**** INPUT ****

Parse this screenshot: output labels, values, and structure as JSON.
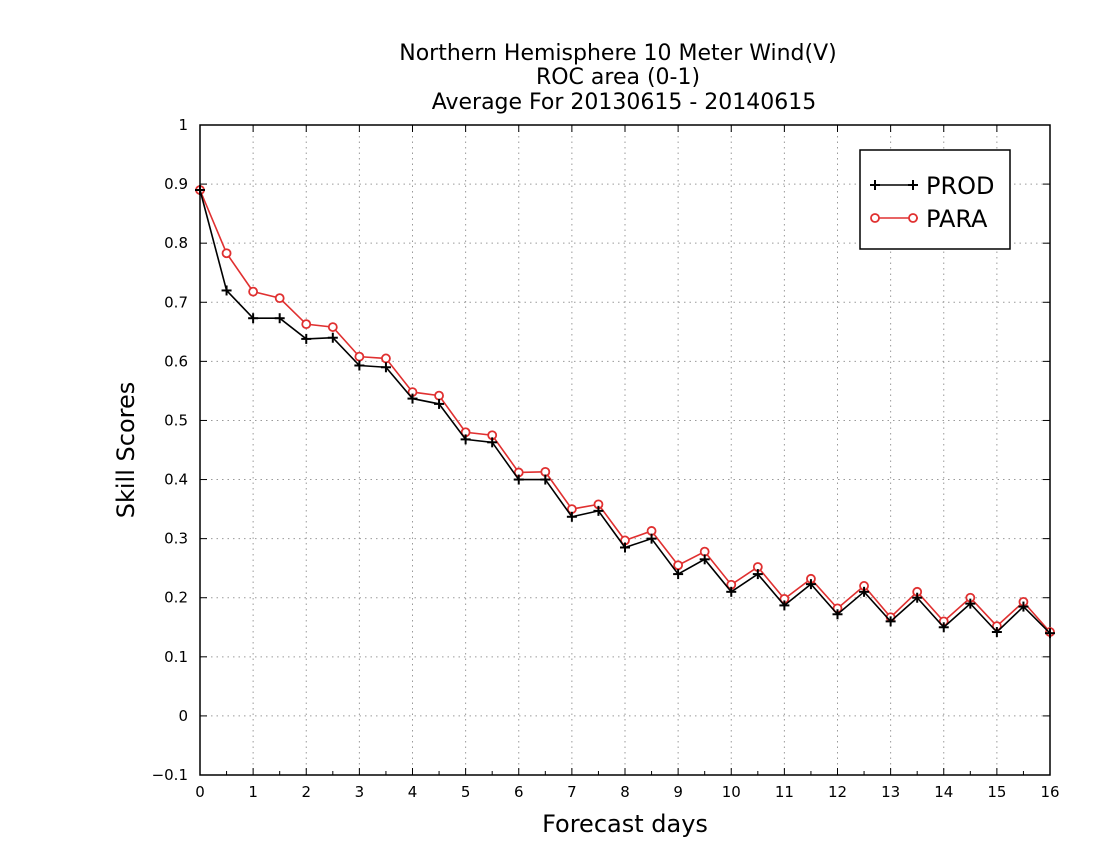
{
  "chart_data": {
    "type": "line",
    "title": [
      "Northern Hemisphere 10 Meter Wind(V)",
      "ROC area (0-1)",
      "Average For 20130615 - 20140615"
    ],
    "xlabel": "Forecast days",
    "ylabel": "Skill Scores",
    "xlim": [
      0,
      16
    ],
    "ylim": [
      -0.1,
      1
    ],
    "xticks": [
      0,
      1,
      2,
      3,
      4,
      5,
      6,
      7,
      8,
      9,
      10,
      11,
      12,
      13,
      14,
      15,
      16
    ],
    "yticks": [
      -0.1,
      0,
      0.1,
      0.2,
      0.3,
      0.4,
      0.5,
      0.6,
      0.7,
      0.8,
      0.9,
      1
    ],
    "grid": true,
    "legend_position": "top-right",
    "x": [
      0,
      0.5,
      1,
      1.5,
      2,
      2.5,
      3,
      3.5,
      4,
      4.5,
      5,
      5.5,
      6,
      6.5,
      7,
      7.5,
      8,
      8.5,
      9,
      9.5,
      10,
      10.5,
      11,
      11.5,
      12,
      12.5,
      13,
      13.5,
      14,
      14.5,
      15,
      15.5,
      16
    ],
    "series": [
      {
        "name": "PROD",
        "color": "#000000",
        "marker": "plus",
        "values": [
          0.89,
          0.72,
          0.673,
          0.673,
          0.638,
          0.64,
          0.593,
          0.59,
          0.537,
          0.528,
          0.468,
          0.463,
          0.4,
          0.4,
          0.337,
          0.347,
          0.285,
          0.3,
          0.24,
          0.265,
          0.21,
          0.24,
          0.187,
          0.223,
          0.172,
          0.21,
          0.16,
          0.2,
          0.15,
          0.19,
          0.142,
          0.185,
          0.14
        ]
      },
      {
        "name": "PARA",
        "color": "#e03030",
        "marker": "circle",
        "values": [
          0.89,
          0.783,
          0.718,
          0.707,
          0.663,
          0.658,
          0.608,
          0.605,
          0.548,
          0.542,
          0.48,
          0.475,
          0.412,
          0.413,
          0.35,
          0.358,
          0.297,
          0.313,
          0.255,
          0.278,
          0.222,
          0.252,
          0.198,
          0.232,
          0.182,
          0.22,
          0.167,
          0.21,
          0.16,
          0.2,
          0.152,
          0.193,
          0.142
        ]
      }
    ]
  }
}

****

THE TASK »
Transcribe every entry word for word, but skip the pictures.

SOLUTION TO THIS EXERCISE »
Parse this screenshot: output labels, values, and structure as JSON.
{
  "chart_data": {
    "type": "line",
    "title": [
      "Northern Hemisphere 10 Meter Wind(V)",
      "ROC area (0-1)",
      "Average For 20130615 - 20140615"
    ],
    "xlabel": "Forecast days",
    "ylabel": "Skill Scores",
    "xlim": [
      0,
      16
    ],
    "ylim": [
      -0.1,
      1
    ],
    "xticks": [
      0,
      1,
      2,
      3,
      4,
      5,
      6,
      7,
      8,
      9,
      10,
      11,
      12,
      13,
      14,
      15,
      16
    ],
    "yticks": [
      -0.1,
      0,
      0.1,
      0.2,
      0.3,
      0.4,
      0.5,
      0.6,
      0.7,
      0.8,
      0.9,
      1
    ],
    "grid": true,
    "legend_position": "top-right",
    "x": [
      0,
      0.5,
      1,
      1.5,
      2,
      2.5,
      3,
      3.5,
      4,
      4.5,
      5,
      5.5,
      6,
      6.5,
      7,
      7.5,
      8,
      8.5,
      9,
      9.5,
      10,
      10.5,
      11,
      11.5,
      12,
      12.5,
      13,
      13.5,
      14,
      14.5,
      15,
      15.5,
      16
    ],
    "series": [
      {
        "name": "PROD",
        "color": "#000000",
        "marker": "plus",
        "values": [
          0.89,
          0.72,
          0.673,
          0.673,
          0.638,
          0.64,
          0.593,
          0.59,
          0.537,
          0.528,
          0.468,
          0.463,
          0.4,
          0.4,
          0.337,
          0.347,
          0.285,
          0.3,
          0.24,
          0.265,
          0.21,
          0.24,
          0.187,
          0.223,
          0.172,
          0.21,
          0.16,
          0.2,
          0.15,
          0.19,
          0.142,
          0.185,
          0.14
        ]
      },
      {
        "name": "PARA",
        "color": "#e03030",
        "marker": "circle",
        "values": [
          0.89,
          0.783,
          0.718,
          0.707,
          0.663,
          0.658,
          0.608,
          0.605,
          0.548,
          0.542,
          0.48,
          0.475,
          0.412,
          0.413,
          0.35,
          0.358,
          0.297,
          0.313,
          0.255,
          0.278,
          0.222,
          0.252,
          0.198,
          0.232,
          0.182,
          0.22,
          0.167,
          0.21,
          0.16,
          0.2,
          0.152,
          0.193,
          0.142
        ]
      }
    ]
  }
}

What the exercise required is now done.